In the data, extract each line that holds the string "Подпрограмма".

--- STORED RECORDS ---

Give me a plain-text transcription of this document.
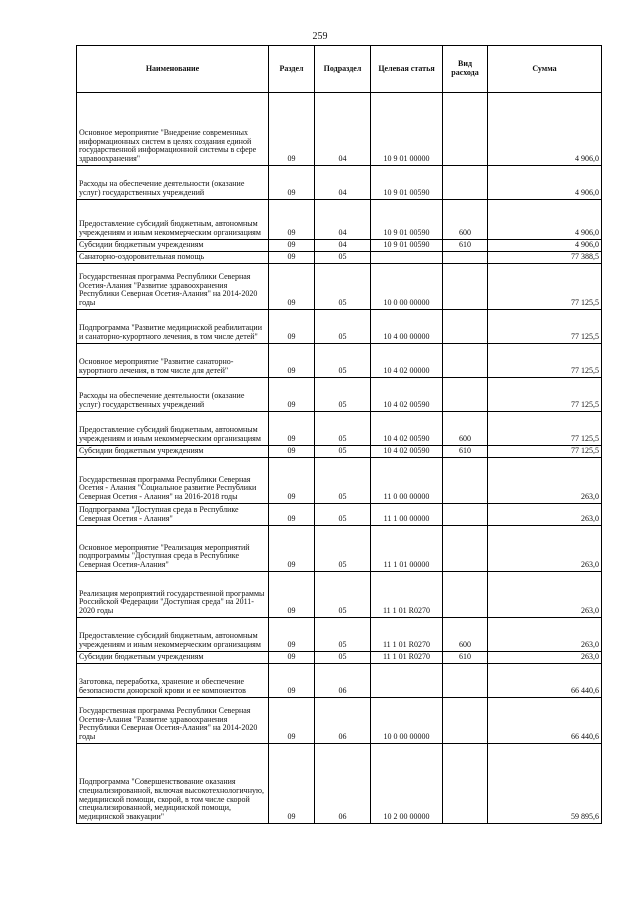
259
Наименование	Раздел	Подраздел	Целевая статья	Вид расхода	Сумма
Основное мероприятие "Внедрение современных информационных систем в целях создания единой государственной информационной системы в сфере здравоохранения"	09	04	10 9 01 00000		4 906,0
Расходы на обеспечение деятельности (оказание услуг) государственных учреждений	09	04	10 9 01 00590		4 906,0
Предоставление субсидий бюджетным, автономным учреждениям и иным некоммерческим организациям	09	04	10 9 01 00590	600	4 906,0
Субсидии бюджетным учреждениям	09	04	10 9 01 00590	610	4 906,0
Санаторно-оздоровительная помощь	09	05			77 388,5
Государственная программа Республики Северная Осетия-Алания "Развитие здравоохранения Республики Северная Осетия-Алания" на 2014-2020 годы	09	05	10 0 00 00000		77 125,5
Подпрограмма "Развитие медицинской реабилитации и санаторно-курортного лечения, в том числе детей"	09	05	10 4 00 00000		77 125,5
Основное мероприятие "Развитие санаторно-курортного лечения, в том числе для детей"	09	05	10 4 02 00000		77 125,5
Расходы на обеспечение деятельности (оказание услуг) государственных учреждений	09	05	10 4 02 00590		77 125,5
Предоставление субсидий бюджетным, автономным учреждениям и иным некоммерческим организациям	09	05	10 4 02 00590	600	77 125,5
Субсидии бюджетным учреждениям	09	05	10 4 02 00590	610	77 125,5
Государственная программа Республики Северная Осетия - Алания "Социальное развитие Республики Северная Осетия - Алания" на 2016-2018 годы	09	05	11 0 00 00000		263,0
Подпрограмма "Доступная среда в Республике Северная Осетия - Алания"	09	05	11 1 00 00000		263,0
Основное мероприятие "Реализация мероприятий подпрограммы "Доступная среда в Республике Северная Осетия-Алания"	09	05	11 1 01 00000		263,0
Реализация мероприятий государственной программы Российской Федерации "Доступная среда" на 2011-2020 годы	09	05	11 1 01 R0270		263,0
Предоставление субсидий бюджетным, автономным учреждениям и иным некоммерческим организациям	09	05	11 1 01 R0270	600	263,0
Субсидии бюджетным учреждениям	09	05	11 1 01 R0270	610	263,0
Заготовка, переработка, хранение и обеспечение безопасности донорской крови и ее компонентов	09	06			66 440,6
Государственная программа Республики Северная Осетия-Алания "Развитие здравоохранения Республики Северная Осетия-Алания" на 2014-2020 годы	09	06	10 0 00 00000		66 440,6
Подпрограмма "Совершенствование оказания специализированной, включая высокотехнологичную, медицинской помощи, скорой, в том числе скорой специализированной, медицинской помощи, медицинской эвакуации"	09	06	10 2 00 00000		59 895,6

---
--- STORED RECORDS ---

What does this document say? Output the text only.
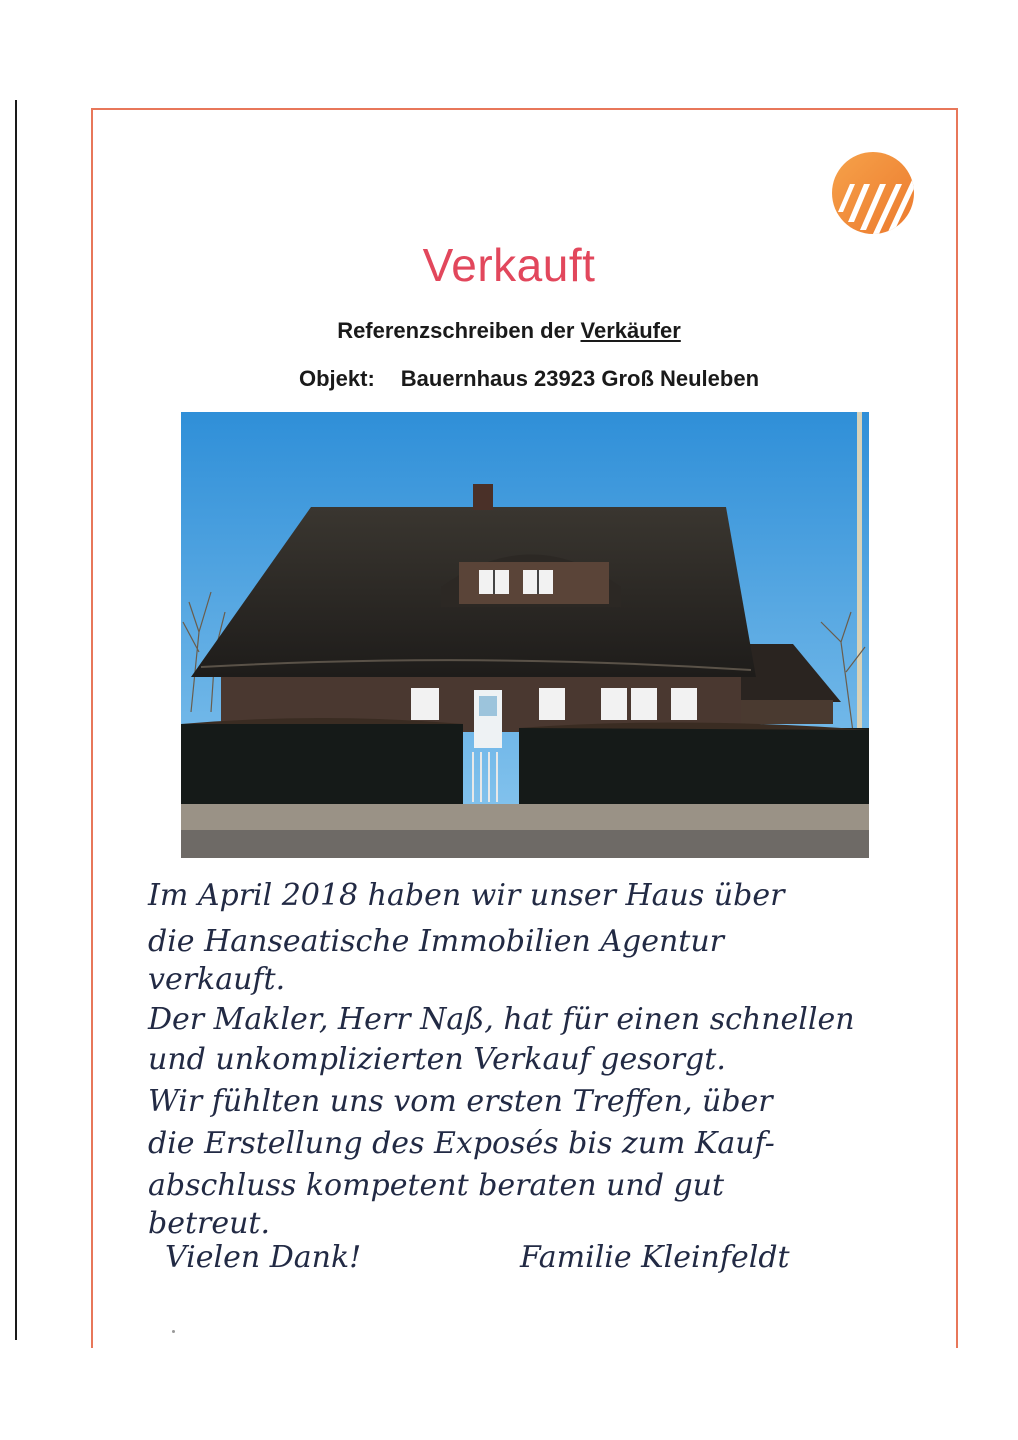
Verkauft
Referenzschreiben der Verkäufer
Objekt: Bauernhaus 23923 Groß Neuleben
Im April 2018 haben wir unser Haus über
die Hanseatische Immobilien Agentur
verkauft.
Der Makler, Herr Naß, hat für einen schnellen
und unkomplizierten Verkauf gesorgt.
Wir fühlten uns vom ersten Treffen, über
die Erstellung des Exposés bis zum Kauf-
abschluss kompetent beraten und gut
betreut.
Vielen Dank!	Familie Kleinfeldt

---
--- STORED RECORDS ---

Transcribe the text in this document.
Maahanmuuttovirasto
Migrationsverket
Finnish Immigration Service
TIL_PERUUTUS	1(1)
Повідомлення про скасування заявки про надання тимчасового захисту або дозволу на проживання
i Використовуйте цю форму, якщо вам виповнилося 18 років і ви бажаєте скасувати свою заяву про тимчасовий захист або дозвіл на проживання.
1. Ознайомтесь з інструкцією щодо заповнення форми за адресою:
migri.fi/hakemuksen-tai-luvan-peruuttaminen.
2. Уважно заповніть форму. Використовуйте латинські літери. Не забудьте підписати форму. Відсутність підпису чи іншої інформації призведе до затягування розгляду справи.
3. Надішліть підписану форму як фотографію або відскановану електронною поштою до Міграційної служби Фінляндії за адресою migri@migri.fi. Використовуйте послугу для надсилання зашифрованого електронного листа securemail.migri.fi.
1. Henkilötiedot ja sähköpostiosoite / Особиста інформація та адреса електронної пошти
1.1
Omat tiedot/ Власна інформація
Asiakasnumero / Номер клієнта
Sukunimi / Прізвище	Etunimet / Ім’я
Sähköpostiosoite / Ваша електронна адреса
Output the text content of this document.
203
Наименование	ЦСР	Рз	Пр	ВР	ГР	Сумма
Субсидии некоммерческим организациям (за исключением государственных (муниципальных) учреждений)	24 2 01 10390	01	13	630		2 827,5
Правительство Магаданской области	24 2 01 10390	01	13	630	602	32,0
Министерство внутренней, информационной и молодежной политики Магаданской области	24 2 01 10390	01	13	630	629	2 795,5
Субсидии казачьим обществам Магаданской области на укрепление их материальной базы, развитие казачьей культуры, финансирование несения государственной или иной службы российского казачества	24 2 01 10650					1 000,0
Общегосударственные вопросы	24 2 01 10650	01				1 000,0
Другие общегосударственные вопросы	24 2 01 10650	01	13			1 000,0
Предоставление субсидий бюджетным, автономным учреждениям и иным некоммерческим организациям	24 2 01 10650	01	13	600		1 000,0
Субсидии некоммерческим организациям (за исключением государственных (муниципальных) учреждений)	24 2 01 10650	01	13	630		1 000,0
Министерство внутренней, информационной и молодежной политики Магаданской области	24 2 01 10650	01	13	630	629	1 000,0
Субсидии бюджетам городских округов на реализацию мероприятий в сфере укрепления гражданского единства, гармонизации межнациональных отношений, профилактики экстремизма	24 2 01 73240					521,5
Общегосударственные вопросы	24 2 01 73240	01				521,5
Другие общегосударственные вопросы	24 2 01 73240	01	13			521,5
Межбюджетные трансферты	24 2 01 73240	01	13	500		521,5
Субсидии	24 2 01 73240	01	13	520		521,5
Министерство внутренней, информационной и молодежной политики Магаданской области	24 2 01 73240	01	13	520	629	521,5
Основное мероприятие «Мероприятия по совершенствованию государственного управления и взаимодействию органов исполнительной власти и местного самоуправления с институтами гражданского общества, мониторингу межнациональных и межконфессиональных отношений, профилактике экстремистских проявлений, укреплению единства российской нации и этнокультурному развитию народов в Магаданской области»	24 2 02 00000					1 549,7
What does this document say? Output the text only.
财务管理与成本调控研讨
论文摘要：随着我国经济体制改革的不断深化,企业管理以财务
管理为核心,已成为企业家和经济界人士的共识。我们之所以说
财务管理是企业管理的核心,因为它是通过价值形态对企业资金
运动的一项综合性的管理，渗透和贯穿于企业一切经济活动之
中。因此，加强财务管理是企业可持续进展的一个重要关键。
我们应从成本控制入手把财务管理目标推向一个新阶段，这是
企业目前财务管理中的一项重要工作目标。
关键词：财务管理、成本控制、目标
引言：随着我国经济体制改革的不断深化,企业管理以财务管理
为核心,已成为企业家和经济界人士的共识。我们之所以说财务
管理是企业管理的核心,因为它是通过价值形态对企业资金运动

---

# SOLUTION TO THE PROBLEM:
Подпрограмма "Развитие медицинской реабилитации и санаторно-курортного лечения, в том числе детей"	09	05	10 4 00 00000		77 125,5
Подпрограмма "Доступная среда в Республике Северная Осетия - Алания"	09	05	11 1 00 00000		263,0
Подпрограмма "Совершенствование оказания специализированной, включая высокотехнологичную, медицинской помощи, скорой, в том числе скорой специализированной, медицинской помощи, медицинской эвакуации"	09	06	10 2 00 00000		59 895,6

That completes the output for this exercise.